Aim
Retype the material that follows, keeping every word as it is.

Dataset entries
* Start *

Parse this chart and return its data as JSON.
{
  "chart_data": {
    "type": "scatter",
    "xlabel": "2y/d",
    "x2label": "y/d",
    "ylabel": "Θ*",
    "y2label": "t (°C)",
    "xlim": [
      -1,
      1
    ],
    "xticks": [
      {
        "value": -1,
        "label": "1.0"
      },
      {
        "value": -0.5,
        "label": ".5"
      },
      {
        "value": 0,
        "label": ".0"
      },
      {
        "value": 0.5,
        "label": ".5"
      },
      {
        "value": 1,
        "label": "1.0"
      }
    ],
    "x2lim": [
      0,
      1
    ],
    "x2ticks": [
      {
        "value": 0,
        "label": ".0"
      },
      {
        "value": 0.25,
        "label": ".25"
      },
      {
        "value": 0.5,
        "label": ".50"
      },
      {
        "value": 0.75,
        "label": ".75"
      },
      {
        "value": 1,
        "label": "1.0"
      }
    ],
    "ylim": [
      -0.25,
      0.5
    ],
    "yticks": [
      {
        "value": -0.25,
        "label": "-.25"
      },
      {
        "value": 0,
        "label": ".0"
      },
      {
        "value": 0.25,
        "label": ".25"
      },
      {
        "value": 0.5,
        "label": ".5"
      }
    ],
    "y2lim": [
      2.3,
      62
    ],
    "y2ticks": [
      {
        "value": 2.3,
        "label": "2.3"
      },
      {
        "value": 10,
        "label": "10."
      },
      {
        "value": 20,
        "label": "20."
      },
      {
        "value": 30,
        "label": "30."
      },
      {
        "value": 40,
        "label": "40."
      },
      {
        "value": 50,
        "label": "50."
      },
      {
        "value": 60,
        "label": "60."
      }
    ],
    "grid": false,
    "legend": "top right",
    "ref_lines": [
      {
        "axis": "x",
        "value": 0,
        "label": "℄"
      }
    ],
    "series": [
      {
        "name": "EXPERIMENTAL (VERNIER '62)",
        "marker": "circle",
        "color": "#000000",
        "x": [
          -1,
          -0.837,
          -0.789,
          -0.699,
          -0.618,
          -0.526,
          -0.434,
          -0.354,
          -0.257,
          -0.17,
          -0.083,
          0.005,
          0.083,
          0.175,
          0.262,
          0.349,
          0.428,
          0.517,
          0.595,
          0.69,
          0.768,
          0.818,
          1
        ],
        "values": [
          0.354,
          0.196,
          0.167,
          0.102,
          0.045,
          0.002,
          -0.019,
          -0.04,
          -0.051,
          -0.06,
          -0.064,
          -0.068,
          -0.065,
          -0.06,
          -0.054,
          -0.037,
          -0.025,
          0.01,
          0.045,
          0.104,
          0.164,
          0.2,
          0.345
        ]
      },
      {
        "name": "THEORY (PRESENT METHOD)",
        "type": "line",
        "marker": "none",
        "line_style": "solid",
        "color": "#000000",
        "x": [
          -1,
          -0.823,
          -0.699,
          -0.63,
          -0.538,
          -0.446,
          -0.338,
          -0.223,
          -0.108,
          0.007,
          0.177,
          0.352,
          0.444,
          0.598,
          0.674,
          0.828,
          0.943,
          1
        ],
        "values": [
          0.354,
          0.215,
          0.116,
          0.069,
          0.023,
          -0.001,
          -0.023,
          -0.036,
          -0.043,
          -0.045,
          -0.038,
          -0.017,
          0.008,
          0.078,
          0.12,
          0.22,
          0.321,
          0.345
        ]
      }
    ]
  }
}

* End *

Final result
Parse this chart and return its data as JSON.
{
  "chart_data": {
    "type": "scatter",
    "xlabel": "2y/d",
    "x2label": "y/d",
    "ylabel": "Θ*",
    "y2label": "t (°C)",
    "xlim": [
      -1,
      1
    ],
    "xticks": [
      {
        "value": -1,
        "label": "1.0"
      },
      {
        "value": -0.5,
        "label": ".5"
      },
      {
        "value": 0,
        "label": ".0"
      },
      {
        "value": 0.5,
        "label": ".5"
      },
      {
        "value": 1,
        "label": "1.0"
      }
    ],
    "x2lim": [
      0,
      1
    ],
    "x2ticks": [
      {
        "value": 0,
        "label": ".0"
      },
      {
        "value": 0.25,
        "label": ".25"
      },
      {
        "value": 0.5,
        "label": ".50"
      },
      {
        "value": 0.75,
        "label": ".75"
      },
      {
        "value": 1,
        "label": "1.0"
      }
    ],
    "ylim": [
      -0.25,
      0.5
    ],
    "yticks": [
      {
        "value": -0.25,
        "label": "-.25"
      },
      {
        "value": 0,
        "label": ".0"
      },
      {
        "value": 0.25,
        "label": ".25"
      },
      {
        "value": 0.5,
        "label": ".5"
      }
    ],
    "y2lim": [
      2.3,
      62
    ],
    "y2ticks": [
      {
        "value": 2.3,
        "label": "2.3"
      },
      {
        "value": 10,
        "label": "10."
      },
      {
        "value": 20,
        "label": "20."
      },
      {
        "value": 30,
        "label": "30."
      },
      {
        "value": 40,
        "label": "40."
      },
      {
        "value": 50,
        "label": "50."
      },
      {
        "value": 60,
        "label": "60."
      }
    ],
    "grid": false,
    "legend": "top right",
    "ref_lines": [
      {
        "axis": "x",
        "value": 0,
        "label": "℄"
      }
    ],
    "series": [
      {
        "name": "EXPERIMENTAL (VERNIER '62)",
        "marker": "circle",
        "color": "#000000",
        "x": [
          -1,
          -0.837,
          -0.789,
          -0.699,
          -0.618,
          -0.526,
          -0.434,
          -0.354,
          -0.257,
          -0.17,
          -0.083,
          0.005,
          0.083,
          0.175,
          0.262,
          0.349,
          0.428,
          0.517,
          0.595,
          0.69,
          0.768,
          0.818,
          1
        ],
        "values": [
          0.354,
          0.196,
          0.167,
          0.102,
          0.045,
          0.002,
          -0.019,
          -0.04,
          -0.051,
          -0.06,
          -0.064,
          -0.068,
          -0.065,
          -0.06,
          -0.054,
          -0.037,
          -0.025,
          0.01,
          0.045,
          0.104,
          0.164,
          0.2,
          0.345
        ]
      },
      {
        "name": "THEORY (PRESENT METHOD)",
        "type": "line",
        "marker": "none",
        "line_style": "solid",
        "color": "#000000",
        "x": [
          -1,
          -0.823,
          -0.699,
          -0.63,
          -0.538,
          -0.446,
          -0.338,
          -0.223,
          -0.108,
          0.007,
          0.177,
          0.352,
          0.444,
          0.598,
          0.674,
          0.828,
          0.943,
          1
        ],
        "values": [
          0.354,
          0.215,
          0.116,
          0.069,
          0.023,
          -0.001,
          -0.023,
          -0.036,
          -0.043,
          -0.045,
          -0.038,
          -0.017,
          0.008,
          0.078,
          0.12,
          0.22,
          0.321,
          0.345
        ]
      }
    ]
  }
}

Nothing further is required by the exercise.